[Task statement]: Each line below that carries the string "Actin" must appear in the answer.

(Figure collection entries)
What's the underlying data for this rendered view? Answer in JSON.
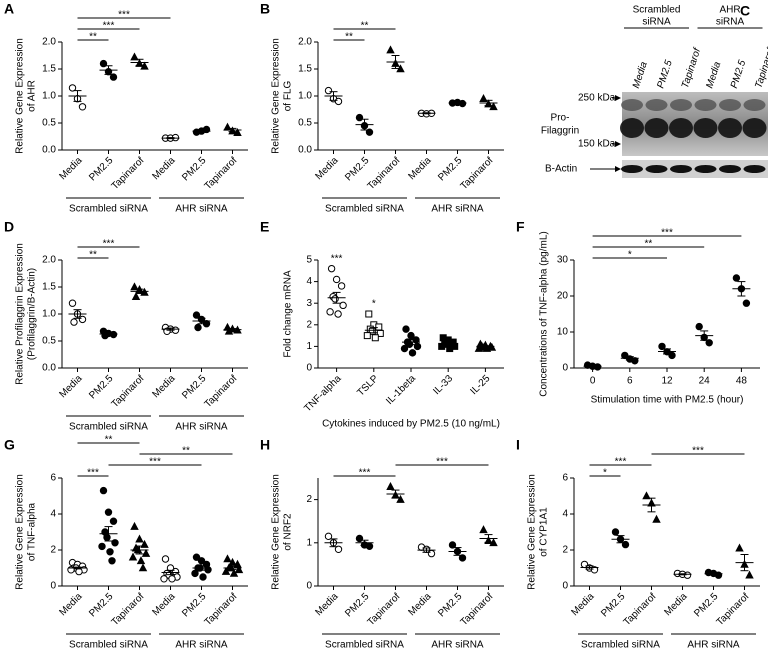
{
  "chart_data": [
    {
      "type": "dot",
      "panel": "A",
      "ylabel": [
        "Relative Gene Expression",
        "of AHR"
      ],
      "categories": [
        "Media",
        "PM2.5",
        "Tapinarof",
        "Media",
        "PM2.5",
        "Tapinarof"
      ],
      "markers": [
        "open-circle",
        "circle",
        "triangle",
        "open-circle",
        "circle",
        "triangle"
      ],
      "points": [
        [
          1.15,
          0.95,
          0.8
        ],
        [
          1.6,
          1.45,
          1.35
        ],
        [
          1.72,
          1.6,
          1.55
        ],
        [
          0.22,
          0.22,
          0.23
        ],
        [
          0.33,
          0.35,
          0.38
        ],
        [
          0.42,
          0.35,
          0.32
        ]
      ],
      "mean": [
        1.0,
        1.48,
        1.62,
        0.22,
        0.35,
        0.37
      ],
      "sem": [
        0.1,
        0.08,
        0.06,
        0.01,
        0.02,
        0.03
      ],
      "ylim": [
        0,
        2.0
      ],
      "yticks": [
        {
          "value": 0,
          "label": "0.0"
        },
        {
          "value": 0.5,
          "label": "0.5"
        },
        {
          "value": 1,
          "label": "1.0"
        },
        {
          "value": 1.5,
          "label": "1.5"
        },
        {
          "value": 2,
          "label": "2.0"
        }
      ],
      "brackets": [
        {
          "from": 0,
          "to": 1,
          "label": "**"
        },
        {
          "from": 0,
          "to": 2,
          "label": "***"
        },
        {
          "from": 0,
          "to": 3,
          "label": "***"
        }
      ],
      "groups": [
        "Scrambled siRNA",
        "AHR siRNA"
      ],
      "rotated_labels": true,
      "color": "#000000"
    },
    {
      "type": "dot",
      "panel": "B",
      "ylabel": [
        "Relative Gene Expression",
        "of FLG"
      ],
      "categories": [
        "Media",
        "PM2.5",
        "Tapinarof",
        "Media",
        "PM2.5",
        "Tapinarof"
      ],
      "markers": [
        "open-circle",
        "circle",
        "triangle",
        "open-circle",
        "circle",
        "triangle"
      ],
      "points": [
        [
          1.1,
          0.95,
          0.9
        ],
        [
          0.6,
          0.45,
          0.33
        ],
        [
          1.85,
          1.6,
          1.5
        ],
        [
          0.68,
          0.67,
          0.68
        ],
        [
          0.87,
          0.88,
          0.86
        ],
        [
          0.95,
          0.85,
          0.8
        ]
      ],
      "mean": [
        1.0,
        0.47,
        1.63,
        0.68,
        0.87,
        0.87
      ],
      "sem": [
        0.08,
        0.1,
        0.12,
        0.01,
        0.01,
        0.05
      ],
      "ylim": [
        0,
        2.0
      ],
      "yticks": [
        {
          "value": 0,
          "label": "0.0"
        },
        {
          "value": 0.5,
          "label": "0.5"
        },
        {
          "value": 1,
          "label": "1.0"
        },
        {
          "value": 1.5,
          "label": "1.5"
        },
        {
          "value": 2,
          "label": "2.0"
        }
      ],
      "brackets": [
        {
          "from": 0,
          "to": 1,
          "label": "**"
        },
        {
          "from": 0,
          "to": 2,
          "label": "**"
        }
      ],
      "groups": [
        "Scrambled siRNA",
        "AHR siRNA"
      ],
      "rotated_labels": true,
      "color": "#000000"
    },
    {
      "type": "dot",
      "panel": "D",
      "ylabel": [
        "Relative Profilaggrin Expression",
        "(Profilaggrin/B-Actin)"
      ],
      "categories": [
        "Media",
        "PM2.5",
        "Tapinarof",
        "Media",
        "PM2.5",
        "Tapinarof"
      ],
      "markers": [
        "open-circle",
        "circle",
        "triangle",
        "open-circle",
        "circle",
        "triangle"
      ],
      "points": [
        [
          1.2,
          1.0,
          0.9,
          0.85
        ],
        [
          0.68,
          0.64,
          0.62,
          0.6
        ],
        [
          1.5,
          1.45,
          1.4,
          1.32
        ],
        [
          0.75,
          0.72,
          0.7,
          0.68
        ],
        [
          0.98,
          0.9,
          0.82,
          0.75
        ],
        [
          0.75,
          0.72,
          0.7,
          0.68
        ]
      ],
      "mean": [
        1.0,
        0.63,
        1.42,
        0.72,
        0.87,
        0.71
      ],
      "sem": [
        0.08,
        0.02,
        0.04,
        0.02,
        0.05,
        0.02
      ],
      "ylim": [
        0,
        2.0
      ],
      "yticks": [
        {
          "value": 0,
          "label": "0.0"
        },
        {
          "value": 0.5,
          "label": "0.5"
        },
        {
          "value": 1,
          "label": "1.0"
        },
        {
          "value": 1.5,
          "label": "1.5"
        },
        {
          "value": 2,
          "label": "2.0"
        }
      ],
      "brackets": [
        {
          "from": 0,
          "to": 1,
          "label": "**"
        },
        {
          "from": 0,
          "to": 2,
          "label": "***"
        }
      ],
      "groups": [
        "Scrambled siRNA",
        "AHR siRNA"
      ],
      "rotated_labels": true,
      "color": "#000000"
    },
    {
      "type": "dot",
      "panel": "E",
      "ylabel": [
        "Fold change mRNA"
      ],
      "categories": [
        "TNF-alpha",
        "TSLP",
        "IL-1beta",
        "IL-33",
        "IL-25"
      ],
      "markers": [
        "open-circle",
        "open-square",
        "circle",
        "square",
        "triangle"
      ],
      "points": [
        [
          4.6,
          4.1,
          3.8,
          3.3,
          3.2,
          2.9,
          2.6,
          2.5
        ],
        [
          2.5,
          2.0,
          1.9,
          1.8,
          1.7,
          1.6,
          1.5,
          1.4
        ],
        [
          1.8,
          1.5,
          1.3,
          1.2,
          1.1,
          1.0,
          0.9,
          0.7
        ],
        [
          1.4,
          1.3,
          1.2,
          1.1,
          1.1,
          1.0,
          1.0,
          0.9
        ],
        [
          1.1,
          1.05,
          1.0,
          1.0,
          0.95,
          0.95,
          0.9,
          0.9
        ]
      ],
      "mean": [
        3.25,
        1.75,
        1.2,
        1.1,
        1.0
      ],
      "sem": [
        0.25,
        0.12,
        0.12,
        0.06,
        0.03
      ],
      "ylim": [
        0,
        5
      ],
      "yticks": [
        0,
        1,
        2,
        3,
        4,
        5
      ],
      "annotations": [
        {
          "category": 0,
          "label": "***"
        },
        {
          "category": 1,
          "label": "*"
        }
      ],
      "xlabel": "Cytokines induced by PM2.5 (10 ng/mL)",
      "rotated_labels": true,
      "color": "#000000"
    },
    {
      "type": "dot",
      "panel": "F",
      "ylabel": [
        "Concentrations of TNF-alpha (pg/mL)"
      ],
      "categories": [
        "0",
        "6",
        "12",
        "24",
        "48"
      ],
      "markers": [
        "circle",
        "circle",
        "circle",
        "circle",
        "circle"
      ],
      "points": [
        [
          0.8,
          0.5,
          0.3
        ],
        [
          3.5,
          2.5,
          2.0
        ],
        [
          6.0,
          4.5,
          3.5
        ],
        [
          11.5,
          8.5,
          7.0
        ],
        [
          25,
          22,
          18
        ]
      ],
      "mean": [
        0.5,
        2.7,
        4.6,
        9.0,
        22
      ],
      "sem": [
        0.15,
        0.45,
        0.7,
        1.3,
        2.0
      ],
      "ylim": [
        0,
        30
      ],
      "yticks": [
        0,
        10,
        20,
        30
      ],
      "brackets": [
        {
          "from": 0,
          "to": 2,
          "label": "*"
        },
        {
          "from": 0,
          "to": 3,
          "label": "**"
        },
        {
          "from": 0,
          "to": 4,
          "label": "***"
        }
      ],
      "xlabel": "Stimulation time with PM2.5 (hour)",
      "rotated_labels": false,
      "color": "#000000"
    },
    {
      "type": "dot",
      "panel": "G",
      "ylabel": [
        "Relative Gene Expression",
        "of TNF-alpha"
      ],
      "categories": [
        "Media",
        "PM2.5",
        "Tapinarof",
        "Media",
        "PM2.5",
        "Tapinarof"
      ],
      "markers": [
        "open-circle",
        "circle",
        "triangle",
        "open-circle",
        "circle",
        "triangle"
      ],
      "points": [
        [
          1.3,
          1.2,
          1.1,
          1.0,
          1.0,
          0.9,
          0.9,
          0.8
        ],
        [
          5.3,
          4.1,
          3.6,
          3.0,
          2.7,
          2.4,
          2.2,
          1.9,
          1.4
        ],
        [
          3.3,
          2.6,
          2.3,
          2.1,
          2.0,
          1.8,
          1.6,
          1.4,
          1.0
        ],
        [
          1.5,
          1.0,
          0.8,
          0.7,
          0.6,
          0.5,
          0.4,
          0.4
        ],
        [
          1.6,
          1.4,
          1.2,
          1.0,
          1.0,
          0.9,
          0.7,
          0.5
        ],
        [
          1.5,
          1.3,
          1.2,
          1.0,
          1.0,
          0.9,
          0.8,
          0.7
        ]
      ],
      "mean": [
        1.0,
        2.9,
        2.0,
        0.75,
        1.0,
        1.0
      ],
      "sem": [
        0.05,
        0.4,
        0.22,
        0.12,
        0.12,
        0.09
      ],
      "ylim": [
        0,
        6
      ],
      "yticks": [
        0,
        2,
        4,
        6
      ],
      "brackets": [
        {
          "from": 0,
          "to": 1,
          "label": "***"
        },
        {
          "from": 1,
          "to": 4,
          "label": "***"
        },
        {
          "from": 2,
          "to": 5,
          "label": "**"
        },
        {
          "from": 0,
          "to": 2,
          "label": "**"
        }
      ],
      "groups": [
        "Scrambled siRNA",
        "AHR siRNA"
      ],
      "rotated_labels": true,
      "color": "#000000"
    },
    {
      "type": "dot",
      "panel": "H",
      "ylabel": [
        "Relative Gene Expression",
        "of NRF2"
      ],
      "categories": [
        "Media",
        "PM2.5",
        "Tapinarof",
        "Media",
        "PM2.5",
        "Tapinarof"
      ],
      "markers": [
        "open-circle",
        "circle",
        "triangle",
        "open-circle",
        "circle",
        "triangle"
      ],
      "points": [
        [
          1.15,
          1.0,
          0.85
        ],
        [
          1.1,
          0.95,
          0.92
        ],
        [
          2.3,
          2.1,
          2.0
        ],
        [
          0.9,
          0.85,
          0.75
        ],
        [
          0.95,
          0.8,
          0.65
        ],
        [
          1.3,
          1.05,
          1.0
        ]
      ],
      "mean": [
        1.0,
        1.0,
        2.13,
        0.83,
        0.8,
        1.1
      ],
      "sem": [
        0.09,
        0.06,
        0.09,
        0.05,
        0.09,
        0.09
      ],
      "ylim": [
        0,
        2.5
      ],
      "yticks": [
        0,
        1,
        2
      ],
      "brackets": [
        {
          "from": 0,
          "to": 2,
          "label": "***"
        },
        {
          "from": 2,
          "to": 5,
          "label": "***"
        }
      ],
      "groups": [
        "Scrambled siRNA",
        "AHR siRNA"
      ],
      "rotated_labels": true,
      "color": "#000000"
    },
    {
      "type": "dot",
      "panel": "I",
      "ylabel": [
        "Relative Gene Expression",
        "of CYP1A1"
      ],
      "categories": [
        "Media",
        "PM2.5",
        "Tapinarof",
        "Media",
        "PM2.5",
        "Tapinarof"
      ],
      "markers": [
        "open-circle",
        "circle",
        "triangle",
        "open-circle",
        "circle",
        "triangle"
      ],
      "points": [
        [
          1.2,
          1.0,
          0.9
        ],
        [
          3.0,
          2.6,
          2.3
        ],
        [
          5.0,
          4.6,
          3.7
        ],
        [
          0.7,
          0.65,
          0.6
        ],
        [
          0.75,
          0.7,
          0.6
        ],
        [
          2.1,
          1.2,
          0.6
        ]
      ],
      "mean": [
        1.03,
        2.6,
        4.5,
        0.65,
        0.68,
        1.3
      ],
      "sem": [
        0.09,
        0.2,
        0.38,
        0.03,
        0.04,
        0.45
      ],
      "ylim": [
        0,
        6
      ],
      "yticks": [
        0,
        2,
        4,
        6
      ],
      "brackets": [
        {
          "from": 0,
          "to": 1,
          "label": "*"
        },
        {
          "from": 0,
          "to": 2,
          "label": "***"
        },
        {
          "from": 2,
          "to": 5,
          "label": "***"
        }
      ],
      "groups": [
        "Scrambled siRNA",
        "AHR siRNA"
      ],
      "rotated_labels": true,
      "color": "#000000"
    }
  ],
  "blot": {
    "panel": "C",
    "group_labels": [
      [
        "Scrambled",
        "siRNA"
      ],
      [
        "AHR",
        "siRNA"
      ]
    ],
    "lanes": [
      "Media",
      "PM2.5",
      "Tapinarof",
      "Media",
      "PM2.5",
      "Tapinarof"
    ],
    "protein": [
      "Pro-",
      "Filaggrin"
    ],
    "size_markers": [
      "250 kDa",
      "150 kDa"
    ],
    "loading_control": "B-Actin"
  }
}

[Solution to this exercise]:
        "(Profilaggrin/B-Actin)"
    "loading_control": "B-Actin"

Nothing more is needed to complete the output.